**EXERCISE DIRECTIONS**
Skip the images and return the records below exactly.
━━ DATA SUPPLIED ━━
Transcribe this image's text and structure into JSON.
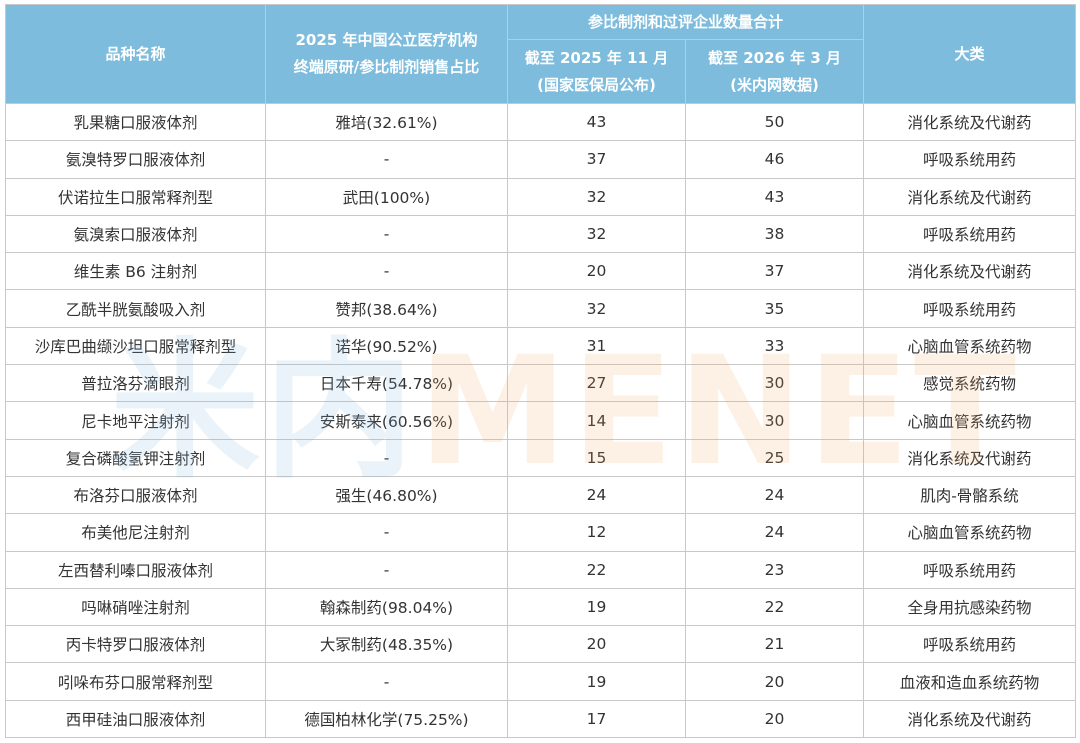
{
  "header": {
    "name": "品种名称",
    "share_line1": "2025 年中国公立医疗机构",
    "share_line2": "终端原研/参比制剂销售占比",
    "group": "参比制剂和过评企业数量合计",
    "col2025_line1": "截至 2025 年 11 月",
    "col2025_line2": "(国家医保局公布)",
    "col2026_line1": "截至 2026 年 3 月",
    "col2026_line2": "(米内网数据)",
    "category": "大类"
  },
  "watermark": {
    "cn": "米内",
    "en": "MENET"
  },
  "rows": [
    {
      "name": "乳果糖口服液体剂",
      "share": "雅培(32.61%)",
      "n2025": "43",
      "n2026": "50",
      "category": "消化系统及代谢药"
    },
    {
      "name": "氨溴特罗口服液体剂",
      "share": "-",
      "n2025": "37",
      "n2026": "46",
      "category": "呼吸系统用药"
    },
    {
      "name": "伏诺拉生口服常释剂型",
      "share": "武田(100%)",
      "n2025": "32",
      "n2026": "43",
      "category": "消化系统及代谢药"
    },
    {
      "name": "氨溴索口服液体剂",
      "share": "-",
      "n2025": "32",
      "n2026": "38",
      "category": "呼吸系统用药"
    },
    {
      "name": "维生素 B6 注射剂",
      "share": "-",
      "n2025": "20",
      "n2026": "37",
      "category": "消化系统及代谢药"
    },
    {
      "name": "乙酰半胱氨酸吸入剂",
      "share": "赞邦(38.64%)",
      "n2025": "32",
      "n2026": "35",
      "category": "呼吸系统用药"
    },
    {
      "name": "沙库巴曲缬沙坦口服常释剂型",
      "share": "诺华(90.52%)",
      "n2025": "31",
      "n2026": "33",
      "category": "心脑血管系统药物"
    },
    {
      "name": "普拉洛芬滴眼剂",
      "share": "日本千寿(54.78%)",
      "n2025": "27",
      "n2026": "30",
      "category": "感觉系统药物"
    },
    {
      "name": "尼卡地平注射剂",
      "share": "安斯泰来(60.56%)",
      "n2025": "14",
      "n2026": "30",
      "category": "心脑血管系统药物"
    },
    {
      "name": "复合磷酸氢钾注射剂",
      "share": "-",
      "n2025": "15",
      "n2026": "25",
      "category": "消化系统及代谢药"
    },
    {
      "name": "布洛芬口服液体剂",
      "share": "强生(46.80%)",
      "n2025": "24",
      "n2026": "24",
      "category": "肌肉-骨骼系统"
    },
    {
      "name": "布美他尼注射剂",
      "share": "-",
      "n2025": "12",
      "n2026": "24",
      "category": "心脑血管系统药物"
    },
    {
      "name": "左西替利嗪口服液体剂",
      "share": "-",
      "n2025": "22",
      "n2026": "23",
      "category": "呼吸系统用药"
    },
    {
      "name": "吗啉硝唑注射剂",
      "share": "翰森制药(98.04%)",
      "n2025": "19",
      "n2026": "22",
      "category": "全身用抗感染药物"
    },
    {
      "name": "丙卡特罗口服液体剂",
      "share": "大冢制药(48.35%)",
      "n2025": "20",
      "n2026": "21",
      "category": "呼吸系统用药"
    },
    {
      "name": "吲哚布芬口服常释剂型",
      "share": "-",
      "n2025": "19",
      "n2026": "20",
      "category": "血液和造血系统药物"
    },
    {
      "name": "西甲硅油口服液体剂",
      "share": "德国柏林化学(75.25%)",
      "n2025": "17",
      "n2026": "20",
      "category": "消化系统及代谢药"
    }
  ]
}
━━━
**TASK RESULT**
Transcribe this image's text and structure into JSON.
{
  "header": {
    "name": "品种名称",
    "share_line1": "2025 年中国公立医疗机构",
    "share_line2": "终端原研/参比制剂销售占比",
    "group": "参比制剂和过评企业数量合计",
    "col2025_line1": "截至 2025 年 11 月",
    "col2025_line2": "(国家医保局公布)",
    "col2026_line1": "截至 2026 年 3 月",
    "col2026_line2": "(米内网数据)",
    "category": "大类"
  },
  "watermark": {
    "cn": "米内",
    "en": "MENET"
  },
  "rows": [
    {
      "name": "乳果糖口服液体剂",
      "share": "雅培(32.61%)",
      "n2025": "43",
      "n2026": "50",
      "category": "消化系统及代谢药"
    },
    {
      "name": "氨溴特罗口服液体剂",
      "share": "-",
      "n2025": "37",
      "n2026": "46",
      "category": "呼吸系统用药"
    },
    {
      "name": "伏诺拉生口服常释剂型",
      "share": "武田(100%)",
      "n2025": "32",
      "n2026": "43",
      "category": "消化系统及代谢药"
    },
    {
      "name": "氨溴索口服液体剂",
      "share": "-",
      "n2025": "32",
      "n2026": "38",
      "category": "呼吸系统用药"
    },
    {
      "name": "维生素 B6 注射剂",
      "share": "-",
      "n2025": "20",
      "n2026": "37",
      "category": "消化系统及代谢药"
    },
    {
      "name": "乙酰半胱氨酸吸入剂",
      "share": "赞邦(38.64%)",
      "n2025": "32",
      "n2026": "35",
      "category": "呼吸系统用药"
    },
    {
      "name": "沙库巴曲缬沙坦口服常释剂型",
      "share": "诺华(90.52%)",
      "n2025": "31",
      "n2026": "33",
      "category": "心脑血管系统药物"
    },
    {
      "name": "普拉洛芬滴眼剂",
      "share": "日本千寿(54.78%)",
      "n2025": "27",
      "n2026": "30",
      "category": "感觉系统药物"
    },
    {
      "name": "尼卡地平注射剂",
      "share": "安斯泰来(60.56%)",
      "n2025": "14",
      "n2026": "30",
      "category": "心脑血管系统药物"
    },
    {
      "name": "复合磷酸氢钾注射剂",
      "share": "-",
      "n2025": "15",
      "n2026": "25",
      "category": "消化系统及代谢药"
    },
    {
      "name": "布洛芬口服液体剂",
      "share": "强生(46.80%)",
      "n2025": "24",
      "n2026": "24",
      "category": "肌肉-骨骼系统"
    },
    {
      "name": "布美他尼注射剂",
      "share": "-",
      "n2025": "12",
      "n2026": "24",
      "category": "心脑血管系统药物"
    },
    {
      "name": "左西替利嗪口服液体剂",
      "share": "-",
      "n2025": "22",
      "n2026": "23",
      "category": "呼吸系统用药"
    },
    {
      "name": "吗啉硝唑注射剂",
      "share": "翰森制药(98.04%)",
      "n2025": "19",
      "n2026": "22",
      "category": "全身用抗感染药物"
    },
    {
      "name": "丙卡特罗口服液体剂",
      "share": "大冢制药(48.35%)",
      "n2025": "20",
      "n2026": "21",
      "category": "呼吸系统用药"
    },
    {
      "name": "吲哚布芬口服常释剂型",
      "share": "-",
      "n2025": "19",
      "n2026": "20",
      "category": "血液和造血系统药物"
    },
    {
      "name": "西甲硅油口服液体剂",
      "share": "德国柏林化学(75.25%)",
      "n2025": "17",
      "n2026": "20",
      "category": "消化系统及代谢药"
    }
  ]
}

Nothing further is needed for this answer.